[WHAT IS EXPECTED]
Select each line where the word "fuel" appears.

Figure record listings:

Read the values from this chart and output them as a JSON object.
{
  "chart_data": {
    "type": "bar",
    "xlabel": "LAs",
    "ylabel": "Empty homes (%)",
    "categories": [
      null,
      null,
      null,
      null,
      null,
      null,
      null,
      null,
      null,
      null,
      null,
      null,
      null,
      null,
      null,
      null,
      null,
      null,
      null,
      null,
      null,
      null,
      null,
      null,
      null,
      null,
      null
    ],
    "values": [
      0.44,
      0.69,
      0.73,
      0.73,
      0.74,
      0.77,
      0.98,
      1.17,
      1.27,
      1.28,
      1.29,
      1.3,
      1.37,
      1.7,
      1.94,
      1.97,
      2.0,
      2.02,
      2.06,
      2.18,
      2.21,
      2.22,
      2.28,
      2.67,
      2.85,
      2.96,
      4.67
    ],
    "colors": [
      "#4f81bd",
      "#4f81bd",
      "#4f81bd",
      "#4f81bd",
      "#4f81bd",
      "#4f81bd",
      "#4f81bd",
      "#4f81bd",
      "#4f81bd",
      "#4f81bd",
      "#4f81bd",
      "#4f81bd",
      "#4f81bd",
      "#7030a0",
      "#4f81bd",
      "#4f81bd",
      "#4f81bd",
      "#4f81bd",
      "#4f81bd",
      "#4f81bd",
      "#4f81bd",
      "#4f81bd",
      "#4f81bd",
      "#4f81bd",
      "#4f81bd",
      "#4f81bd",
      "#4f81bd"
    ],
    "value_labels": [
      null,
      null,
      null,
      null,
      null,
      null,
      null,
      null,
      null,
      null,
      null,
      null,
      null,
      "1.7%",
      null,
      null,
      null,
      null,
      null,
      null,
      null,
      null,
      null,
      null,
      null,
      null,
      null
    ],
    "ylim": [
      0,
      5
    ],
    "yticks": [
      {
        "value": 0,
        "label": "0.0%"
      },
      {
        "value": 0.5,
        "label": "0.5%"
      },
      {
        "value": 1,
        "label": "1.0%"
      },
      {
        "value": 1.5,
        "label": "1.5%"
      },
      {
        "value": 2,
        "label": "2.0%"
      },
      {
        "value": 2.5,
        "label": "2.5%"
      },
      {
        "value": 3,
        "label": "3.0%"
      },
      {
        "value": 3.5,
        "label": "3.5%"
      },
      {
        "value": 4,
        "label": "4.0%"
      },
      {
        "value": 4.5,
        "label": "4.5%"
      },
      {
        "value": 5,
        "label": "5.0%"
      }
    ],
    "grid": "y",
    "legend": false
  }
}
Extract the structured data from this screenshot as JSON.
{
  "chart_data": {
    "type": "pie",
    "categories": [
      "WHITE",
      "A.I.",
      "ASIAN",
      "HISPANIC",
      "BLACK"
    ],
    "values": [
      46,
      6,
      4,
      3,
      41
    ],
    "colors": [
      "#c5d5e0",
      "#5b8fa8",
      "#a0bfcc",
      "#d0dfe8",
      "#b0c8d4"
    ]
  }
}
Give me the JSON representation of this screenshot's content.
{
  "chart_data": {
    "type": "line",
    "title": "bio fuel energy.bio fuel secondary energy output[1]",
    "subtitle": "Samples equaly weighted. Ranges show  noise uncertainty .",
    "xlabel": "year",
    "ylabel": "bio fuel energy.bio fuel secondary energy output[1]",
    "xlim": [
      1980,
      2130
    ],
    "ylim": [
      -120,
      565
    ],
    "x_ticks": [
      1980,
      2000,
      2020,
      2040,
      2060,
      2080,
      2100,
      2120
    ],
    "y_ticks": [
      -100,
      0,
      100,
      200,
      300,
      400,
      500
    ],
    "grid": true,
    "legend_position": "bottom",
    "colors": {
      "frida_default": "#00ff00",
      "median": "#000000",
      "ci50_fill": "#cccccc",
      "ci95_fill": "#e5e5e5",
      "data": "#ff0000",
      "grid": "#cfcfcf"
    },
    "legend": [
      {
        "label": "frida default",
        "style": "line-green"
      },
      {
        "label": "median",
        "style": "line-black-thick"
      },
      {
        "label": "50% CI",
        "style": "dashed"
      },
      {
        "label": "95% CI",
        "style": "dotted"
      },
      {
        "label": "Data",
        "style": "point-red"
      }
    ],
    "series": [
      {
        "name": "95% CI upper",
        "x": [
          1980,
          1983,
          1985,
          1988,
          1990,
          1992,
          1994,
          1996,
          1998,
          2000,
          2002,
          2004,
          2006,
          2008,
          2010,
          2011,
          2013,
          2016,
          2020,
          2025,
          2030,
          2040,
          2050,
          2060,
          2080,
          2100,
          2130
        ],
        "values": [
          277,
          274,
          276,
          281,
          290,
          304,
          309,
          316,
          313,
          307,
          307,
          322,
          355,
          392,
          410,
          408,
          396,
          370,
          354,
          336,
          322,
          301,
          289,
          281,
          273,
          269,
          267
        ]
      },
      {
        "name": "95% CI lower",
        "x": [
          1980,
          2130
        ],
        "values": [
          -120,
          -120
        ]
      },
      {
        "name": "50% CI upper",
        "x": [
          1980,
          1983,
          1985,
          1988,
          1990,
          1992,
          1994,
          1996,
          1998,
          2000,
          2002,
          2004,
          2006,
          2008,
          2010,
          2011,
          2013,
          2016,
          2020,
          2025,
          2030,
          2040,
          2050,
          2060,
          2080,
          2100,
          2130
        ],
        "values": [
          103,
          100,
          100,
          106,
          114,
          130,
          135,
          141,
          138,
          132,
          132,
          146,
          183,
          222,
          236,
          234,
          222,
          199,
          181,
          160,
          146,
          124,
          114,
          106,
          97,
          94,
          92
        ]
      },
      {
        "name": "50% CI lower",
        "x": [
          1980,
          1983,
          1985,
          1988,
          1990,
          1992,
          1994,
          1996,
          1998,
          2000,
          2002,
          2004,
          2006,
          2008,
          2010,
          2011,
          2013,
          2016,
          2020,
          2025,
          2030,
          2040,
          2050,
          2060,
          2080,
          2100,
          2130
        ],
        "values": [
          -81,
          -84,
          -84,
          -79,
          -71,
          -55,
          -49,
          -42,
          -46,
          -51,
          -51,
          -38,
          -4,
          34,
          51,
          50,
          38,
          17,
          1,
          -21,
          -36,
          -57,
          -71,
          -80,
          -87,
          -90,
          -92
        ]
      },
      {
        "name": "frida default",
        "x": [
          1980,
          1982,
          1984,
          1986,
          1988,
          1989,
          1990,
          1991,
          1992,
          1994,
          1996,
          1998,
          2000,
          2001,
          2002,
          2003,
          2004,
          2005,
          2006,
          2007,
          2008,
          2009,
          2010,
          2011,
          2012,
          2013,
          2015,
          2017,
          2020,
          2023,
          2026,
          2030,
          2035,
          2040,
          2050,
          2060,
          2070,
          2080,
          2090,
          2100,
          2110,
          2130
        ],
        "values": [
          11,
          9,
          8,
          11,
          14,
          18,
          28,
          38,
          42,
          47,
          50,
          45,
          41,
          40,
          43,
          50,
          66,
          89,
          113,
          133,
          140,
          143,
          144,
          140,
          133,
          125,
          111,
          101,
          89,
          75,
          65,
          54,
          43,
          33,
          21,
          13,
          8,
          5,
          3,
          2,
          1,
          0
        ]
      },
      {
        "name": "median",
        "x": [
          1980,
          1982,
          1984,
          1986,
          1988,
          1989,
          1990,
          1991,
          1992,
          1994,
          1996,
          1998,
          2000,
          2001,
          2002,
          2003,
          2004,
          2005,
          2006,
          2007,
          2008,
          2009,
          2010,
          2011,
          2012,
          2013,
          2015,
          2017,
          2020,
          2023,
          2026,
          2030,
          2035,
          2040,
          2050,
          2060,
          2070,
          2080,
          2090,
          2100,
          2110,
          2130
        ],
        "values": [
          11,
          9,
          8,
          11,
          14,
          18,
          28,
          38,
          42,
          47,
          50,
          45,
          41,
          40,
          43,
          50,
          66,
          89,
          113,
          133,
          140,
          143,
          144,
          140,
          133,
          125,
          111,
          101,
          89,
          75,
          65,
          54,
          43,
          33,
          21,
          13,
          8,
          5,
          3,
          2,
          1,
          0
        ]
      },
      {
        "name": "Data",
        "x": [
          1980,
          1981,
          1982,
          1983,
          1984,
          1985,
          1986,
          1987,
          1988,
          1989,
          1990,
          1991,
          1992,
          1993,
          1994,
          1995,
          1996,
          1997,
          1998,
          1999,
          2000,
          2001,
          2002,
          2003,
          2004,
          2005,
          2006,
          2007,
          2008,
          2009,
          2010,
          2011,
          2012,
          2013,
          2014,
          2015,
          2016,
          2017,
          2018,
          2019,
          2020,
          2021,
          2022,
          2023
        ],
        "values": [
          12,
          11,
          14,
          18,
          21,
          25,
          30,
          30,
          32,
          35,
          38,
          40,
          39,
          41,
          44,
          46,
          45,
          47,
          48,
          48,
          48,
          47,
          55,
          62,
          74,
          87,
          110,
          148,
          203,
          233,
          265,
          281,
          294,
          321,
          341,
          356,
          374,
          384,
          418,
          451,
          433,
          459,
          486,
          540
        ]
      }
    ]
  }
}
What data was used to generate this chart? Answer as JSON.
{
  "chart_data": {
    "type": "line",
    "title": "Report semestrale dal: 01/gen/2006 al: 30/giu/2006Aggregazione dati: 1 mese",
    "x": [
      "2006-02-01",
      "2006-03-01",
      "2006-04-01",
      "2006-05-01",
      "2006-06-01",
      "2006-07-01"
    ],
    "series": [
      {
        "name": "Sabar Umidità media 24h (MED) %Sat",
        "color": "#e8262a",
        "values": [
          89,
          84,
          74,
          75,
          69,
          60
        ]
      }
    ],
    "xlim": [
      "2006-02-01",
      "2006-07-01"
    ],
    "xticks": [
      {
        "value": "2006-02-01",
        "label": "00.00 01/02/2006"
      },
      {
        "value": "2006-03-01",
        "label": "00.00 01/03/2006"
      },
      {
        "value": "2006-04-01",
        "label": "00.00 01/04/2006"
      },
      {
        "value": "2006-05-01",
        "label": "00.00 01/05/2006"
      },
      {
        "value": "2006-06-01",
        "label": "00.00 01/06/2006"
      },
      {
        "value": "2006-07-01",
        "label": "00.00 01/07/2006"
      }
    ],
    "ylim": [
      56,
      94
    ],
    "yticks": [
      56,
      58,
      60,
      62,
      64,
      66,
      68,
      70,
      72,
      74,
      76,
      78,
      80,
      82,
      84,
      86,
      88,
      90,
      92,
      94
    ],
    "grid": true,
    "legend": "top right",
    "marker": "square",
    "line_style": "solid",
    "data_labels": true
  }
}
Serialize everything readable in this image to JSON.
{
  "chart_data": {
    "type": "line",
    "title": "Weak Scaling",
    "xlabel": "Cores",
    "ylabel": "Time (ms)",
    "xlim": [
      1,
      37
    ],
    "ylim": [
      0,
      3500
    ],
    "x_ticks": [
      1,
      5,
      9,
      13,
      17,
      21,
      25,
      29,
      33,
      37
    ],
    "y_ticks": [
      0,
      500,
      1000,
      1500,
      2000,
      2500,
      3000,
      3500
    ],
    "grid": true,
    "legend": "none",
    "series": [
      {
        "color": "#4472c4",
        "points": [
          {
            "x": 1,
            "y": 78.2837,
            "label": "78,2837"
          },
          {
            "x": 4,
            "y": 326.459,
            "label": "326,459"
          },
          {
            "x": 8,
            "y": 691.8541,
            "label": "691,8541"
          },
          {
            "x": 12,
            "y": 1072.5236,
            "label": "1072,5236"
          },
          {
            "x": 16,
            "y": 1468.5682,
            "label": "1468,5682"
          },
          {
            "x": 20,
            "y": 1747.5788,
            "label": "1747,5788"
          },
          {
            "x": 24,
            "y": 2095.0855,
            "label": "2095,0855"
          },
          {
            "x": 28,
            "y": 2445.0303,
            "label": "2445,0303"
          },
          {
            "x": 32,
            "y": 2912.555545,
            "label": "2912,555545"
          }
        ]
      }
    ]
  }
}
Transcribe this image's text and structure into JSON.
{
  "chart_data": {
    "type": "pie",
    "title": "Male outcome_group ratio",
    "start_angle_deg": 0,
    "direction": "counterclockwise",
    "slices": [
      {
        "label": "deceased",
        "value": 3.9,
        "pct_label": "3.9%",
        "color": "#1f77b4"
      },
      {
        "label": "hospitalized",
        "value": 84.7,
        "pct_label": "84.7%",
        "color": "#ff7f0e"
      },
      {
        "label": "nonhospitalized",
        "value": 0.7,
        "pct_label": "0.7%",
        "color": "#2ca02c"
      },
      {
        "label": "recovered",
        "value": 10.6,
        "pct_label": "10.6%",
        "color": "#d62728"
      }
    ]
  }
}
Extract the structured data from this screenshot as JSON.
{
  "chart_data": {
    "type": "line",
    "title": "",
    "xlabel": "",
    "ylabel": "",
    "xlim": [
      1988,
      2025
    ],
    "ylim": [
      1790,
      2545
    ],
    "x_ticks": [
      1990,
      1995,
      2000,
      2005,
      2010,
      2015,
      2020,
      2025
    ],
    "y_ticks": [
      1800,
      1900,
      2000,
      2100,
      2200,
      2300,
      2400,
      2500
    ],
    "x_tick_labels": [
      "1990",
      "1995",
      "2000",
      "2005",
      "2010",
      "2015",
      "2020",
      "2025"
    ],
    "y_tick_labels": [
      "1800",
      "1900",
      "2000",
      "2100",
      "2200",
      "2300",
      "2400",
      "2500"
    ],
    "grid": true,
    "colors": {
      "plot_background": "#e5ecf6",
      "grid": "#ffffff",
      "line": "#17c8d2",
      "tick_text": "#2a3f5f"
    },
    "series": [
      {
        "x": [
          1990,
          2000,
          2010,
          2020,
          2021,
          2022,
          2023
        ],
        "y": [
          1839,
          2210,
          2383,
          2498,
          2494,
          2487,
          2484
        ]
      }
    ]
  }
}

[FINAL RESULT]
    "title": "bio fuel energy.bio fuel secondary energy output[1]",
    "ylabel": "bio fuel energy.bio fuel secondary energy output[1]",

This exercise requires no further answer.